EXERCISE DESCRIPTION: Identify, in the records below, every line where the string "Foglio" appears, and copy each such line.

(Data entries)
--- start ---
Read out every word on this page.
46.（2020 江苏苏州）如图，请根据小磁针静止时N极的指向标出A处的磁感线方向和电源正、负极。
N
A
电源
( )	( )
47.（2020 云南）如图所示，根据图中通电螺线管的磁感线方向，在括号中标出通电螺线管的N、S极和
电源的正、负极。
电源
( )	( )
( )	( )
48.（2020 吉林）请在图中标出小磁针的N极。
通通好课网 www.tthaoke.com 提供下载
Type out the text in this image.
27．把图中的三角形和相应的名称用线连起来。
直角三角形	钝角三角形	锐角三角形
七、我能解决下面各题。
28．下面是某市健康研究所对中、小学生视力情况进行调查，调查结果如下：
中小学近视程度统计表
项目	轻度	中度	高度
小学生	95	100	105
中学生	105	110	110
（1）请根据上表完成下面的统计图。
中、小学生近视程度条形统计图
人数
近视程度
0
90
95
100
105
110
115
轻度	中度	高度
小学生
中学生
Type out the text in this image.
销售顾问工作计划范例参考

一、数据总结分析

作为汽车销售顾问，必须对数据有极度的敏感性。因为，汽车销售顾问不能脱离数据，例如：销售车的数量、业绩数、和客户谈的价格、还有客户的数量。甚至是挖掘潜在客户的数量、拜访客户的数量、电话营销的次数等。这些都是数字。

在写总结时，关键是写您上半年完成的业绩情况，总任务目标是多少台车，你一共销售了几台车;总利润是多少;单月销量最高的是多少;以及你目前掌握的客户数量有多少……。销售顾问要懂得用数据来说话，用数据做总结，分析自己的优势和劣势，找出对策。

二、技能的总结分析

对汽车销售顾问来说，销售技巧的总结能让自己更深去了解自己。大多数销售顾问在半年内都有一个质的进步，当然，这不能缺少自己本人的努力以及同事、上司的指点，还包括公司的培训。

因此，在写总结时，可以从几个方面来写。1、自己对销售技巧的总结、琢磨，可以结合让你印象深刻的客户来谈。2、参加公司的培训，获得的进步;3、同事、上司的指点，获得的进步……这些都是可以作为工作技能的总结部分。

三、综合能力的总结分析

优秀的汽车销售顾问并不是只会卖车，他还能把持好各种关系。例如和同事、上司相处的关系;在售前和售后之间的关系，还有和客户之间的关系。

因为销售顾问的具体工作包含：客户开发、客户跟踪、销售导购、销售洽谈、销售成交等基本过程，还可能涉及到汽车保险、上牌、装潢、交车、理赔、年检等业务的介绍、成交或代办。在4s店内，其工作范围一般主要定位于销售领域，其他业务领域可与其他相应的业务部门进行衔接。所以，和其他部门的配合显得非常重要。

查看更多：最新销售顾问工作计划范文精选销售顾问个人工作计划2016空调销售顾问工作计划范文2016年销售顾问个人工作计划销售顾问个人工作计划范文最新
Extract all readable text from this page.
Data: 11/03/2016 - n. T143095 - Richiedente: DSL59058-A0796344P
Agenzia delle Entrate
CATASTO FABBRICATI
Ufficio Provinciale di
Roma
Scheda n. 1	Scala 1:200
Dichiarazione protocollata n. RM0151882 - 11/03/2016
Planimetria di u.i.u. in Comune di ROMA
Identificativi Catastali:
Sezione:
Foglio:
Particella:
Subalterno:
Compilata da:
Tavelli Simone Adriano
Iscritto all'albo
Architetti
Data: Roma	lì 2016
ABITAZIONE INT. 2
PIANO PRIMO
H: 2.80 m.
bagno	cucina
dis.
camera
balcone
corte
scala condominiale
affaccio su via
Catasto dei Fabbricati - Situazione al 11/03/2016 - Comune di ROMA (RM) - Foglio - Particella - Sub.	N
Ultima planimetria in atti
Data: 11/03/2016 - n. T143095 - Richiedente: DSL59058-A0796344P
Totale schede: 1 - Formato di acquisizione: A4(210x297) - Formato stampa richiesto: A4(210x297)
--- end ---
ANSWER TO THIS TASK:
Foglio:
Catasto dei Fabbricati - Situazione al 11/03/2016 - Comune di ROMA (RM) - Foglio - Particella - Sub.	N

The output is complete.